(Item position entries)
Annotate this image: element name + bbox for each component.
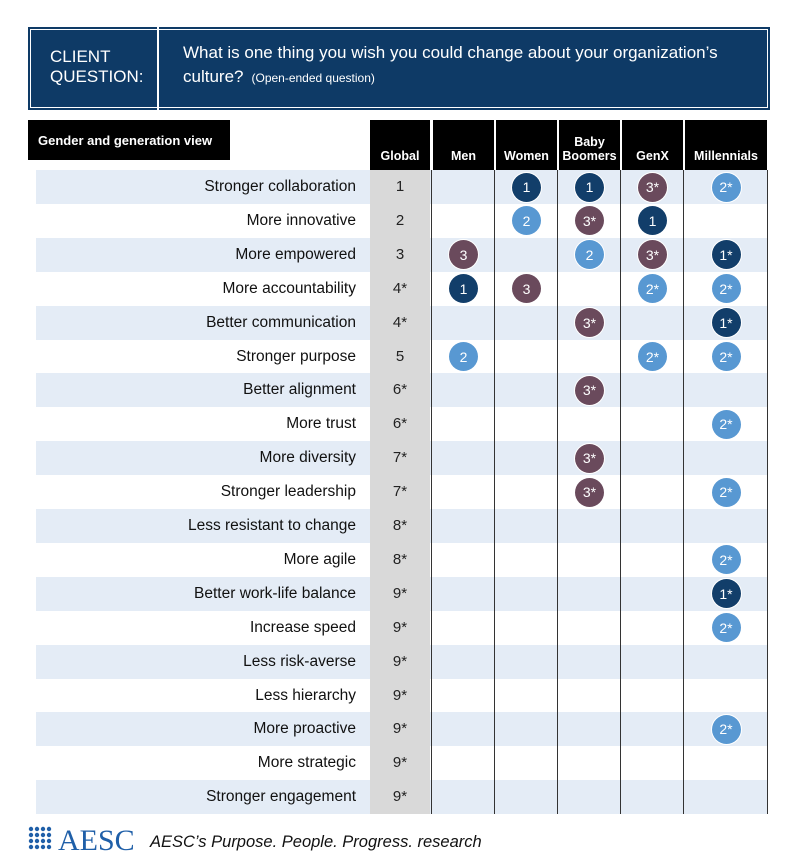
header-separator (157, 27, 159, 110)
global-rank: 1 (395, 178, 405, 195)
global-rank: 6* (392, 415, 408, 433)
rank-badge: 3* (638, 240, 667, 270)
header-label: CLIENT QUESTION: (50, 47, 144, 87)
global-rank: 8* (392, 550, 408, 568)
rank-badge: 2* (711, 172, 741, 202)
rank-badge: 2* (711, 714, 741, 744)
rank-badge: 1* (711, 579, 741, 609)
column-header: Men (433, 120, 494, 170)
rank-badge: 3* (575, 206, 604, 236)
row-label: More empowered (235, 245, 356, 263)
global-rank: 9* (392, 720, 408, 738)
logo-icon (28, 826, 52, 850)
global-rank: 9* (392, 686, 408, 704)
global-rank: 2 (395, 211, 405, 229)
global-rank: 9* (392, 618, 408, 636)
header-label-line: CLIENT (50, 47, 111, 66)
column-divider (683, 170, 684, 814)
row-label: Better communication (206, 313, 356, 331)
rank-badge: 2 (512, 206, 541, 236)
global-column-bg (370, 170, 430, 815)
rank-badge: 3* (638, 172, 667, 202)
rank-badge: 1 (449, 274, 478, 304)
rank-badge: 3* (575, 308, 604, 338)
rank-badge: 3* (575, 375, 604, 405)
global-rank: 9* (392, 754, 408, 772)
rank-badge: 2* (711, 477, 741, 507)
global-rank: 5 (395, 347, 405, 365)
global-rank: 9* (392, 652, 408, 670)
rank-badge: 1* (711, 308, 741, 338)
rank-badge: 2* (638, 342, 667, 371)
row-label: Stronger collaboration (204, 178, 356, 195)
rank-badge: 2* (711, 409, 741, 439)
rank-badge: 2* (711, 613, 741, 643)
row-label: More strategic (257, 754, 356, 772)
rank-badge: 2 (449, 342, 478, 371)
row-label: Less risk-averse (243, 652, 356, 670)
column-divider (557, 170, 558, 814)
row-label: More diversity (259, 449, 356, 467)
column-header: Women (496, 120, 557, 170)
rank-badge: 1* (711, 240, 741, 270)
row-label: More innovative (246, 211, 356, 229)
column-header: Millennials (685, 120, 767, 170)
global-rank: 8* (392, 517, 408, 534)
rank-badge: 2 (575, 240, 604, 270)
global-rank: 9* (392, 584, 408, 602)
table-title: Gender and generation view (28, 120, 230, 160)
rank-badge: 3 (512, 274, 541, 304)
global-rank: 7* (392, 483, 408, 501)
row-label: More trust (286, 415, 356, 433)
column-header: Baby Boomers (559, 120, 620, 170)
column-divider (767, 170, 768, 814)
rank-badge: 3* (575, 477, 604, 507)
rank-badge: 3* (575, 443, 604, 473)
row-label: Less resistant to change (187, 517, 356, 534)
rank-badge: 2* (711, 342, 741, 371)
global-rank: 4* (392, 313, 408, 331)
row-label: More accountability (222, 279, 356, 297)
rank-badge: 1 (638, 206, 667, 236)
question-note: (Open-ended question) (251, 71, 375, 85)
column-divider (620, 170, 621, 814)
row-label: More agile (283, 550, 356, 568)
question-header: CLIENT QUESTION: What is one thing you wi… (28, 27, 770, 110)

Required task: Starting with the line that contains "header-separator (157, 27, 159, 110)" and going on through the line that contains "rank-badge: 1* (711, 579, 741, 609)", rewrite those lines with "global-rank" changed to "overall-rank" and everything else left as it is.

The reply:
header-separator (157, 27, 159, 110)
overall-rank: 1 (395, 178, 405, 195)
overall-rank: 6* (392, 415, 408, 433)
rank-badge: 3* (638, 240, 667, 270)
header-label: CLIENT QUESTION: (50, 47, 144, 87)
overall-rank: 8* (392, 550, 408, 568)
rank-badge: 2* (711, 172, 741, 202)
rank-badge: 2* (711, 714, 741, 744)
rank-badge: 1* (711, 579, 741, 609)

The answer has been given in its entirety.